((

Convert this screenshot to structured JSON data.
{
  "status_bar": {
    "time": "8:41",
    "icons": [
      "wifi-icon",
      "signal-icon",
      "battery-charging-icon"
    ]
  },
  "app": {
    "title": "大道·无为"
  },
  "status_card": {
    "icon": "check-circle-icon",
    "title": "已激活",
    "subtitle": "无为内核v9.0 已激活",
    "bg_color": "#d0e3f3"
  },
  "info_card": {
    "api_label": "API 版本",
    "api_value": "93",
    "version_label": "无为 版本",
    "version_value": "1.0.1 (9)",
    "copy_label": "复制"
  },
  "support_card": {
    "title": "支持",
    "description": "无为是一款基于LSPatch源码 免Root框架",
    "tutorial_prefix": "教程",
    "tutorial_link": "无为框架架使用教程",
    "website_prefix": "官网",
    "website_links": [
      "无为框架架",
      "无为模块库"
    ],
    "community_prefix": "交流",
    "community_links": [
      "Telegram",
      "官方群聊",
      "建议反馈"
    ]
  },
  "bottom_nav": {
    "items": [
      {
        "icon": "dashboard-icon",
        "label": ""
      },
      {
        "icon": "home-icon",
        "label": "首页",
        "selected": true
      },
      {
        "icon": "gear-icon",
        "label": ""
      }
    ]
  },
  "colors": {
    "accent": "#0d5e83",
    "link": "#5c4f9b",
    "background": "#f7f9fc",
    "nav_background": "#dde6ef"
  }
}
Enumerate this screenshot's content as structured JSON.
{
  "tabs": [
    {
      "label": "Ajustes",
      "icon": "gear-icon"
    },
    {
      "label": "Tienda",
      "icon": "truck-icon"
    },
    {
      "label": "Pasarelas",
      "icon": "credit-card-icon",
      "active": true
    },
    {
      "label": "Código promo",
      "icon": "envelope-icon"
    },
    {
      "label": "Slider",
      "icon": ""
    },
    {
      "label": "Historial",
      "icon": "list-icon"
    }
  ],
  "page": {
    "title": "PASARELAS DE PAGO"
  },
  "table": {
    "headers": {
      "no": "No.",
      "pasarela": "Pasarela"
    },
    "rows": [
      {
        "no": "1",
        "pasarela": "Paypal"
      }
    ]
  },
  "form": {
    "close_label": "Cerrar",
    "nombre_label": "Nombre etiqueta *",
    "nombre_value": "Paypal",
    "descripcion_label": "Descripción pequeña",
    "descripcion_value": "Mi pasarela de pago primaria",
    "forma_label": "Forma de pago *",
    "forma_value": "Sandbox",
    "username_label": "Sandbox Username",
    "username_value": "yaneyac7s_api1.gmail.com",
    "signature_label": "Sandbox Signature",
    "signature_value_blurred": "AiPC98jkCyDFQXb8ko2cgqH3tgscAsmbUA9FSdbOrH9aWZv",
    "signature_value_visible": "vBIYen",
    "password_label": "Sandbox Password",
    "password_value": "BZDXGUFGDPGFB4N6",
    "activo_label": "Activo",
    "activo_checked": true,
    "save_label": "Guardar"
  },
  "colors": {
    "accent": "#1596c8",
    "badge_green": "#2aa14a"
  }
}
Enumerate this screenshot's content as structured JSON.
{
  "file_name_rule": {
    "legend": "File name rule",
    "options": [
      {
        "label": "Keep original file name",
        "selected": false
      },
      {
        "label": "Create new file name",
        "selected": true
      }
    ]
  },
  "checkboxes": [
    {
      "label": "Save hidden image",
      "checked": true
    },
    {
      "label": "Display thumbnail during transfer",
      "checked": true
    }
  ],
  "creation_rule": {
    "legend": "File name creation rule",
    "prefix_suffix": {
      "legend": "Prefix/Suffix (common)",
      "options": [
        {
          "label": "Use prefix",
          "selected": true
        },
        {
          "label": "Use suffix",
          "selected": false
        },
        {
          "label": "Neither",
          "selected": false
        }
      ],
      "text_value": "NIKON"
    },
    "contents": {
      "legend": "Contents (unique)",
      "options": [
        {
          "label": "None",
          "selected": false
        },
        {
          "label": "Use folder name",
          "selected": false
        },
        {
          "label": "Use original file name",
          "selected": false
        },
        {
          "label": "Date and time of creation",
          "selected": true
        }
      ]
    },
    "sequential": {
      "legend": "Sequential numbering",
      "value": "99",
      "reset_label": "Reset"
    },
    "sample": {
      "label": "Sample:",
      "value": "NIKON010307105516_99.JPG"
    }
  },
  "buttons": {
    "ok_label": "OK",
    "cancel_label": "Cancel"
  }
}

))

Exercise prompt - Note how many lines in the listing above hold the string "time", then give only that figure.

The answer - 2